> _Prompt_: Collect every line of the records below that contains the word "налогов".

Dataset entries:
□ □ □

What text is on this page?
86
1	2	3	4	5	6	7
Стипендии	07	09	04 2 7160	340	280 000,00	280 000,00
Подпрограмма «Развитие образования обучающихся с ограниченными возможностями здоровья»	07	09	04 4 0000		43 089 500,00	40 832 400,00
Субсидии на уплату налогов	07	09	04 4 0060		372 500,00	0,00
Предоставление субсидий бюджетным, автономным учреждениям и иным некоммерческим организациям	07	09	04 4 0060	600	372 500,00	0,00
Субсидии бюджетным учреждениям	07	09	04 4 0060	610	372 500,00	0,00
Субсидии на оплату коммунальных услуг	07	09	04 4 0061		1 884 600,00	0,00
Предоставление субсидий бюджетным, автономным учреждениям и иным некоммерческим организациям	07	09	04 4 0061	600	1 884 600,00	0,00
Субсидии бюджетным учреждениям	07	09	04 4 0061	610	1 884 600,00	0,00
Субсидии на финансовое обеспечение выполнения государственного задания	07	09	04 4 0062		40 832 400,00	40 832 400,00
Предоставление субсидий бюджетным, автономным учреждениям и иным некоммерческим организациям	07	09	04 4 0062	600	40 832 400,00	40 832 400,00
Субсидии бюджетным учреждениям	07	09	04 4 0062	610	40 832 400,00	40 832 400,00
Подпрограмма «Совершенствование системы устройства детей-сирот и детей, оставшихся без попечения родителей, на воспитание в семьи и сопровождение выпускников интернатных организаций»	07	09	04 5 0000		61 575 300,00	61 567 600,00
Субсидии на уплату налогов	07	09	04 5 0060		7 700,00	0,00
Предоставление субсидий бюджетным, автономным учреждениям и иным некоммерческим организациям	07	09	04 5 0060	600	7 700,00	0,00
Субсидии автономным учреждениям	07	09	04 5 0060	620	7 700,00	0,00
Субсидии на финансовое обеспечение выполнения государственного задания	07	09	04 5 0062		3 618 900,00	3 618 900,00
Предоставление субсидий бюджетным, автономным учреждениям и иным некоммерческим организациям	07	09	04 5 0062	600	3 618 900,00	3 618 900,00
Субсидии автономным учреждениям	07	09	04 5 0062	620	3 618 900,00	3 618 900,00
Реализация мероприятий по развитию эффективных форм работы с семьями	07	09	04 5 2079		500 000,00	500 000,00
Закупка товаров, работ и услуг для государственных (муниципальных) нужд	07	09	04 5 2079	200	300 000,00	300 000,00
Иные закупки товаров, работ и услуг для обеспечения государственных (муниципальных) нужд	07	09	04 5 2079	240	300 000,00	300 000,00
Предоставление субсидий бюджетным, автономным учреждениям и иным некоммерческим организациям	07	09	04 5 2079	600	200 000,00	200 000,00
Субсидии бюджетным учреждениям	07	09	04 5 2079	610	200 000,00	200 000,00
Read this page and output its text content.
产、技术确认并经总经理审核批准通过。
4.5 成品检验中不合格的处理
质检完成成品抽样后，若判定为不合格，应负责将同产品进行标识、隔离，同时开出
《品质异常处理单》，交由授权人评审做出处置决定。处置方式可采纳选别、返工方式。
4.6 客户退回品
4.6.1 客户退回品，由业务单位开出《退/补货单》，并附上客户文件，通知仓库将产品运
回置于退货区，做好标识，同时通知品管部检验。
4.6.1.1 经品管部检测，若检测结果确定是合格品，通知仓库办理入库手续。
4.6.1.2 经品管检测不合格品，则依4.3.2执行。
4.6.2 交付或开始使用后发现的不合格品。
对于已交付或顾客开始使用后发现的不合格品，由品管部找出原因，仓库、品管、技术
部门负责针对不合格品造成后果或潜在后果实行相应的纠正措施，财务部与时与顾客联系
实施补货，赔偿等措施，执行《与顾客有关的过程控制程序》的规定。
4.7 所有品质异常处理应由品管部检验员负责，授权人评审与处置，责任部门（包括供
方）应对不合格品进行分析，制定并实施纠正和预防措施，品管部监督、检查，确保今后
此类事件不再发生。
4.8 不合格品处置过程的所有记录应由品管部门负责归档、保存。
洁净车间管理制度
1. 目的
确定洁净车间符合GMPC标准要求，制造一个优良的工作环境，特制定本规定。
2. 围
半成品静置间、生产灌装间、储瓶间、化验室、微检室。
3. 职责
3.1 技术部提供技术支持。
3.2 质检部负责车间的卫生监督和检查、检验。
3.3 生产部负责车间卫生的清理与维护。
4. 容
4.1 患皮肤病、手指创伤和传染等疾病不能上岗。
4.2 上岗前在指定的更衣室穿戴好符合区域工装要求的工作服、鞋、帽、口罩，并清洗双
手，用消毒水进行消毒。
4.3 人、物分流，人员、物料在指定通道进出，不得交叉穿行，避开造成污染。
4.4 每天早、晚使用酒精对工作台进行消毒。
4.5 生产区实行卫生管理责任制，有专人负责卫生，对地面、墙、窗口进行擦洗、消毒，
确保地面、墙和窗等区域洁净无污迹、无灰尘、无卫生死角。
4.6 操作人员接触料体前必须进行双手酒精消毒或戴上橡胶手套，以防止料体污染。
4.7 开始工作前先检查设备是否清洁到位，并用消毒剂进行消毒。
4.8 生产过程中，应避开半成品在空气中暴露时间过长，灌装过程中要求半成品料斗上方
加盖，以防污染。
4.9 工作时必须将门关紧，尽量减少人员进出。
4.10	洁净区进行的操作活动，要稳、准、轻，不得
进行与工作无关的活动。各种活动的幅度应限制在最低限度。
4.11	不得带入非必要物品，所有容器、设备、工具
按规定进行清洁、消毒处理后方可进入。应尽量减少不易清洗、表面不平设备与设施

□ □ □

> _Output below_:
Субсидии на уплату налогов	07	09	04 4 0060		372 500,00	0,00
Субсидии на уплату налогов	07	09	04 5 0060		7 700,00	0,00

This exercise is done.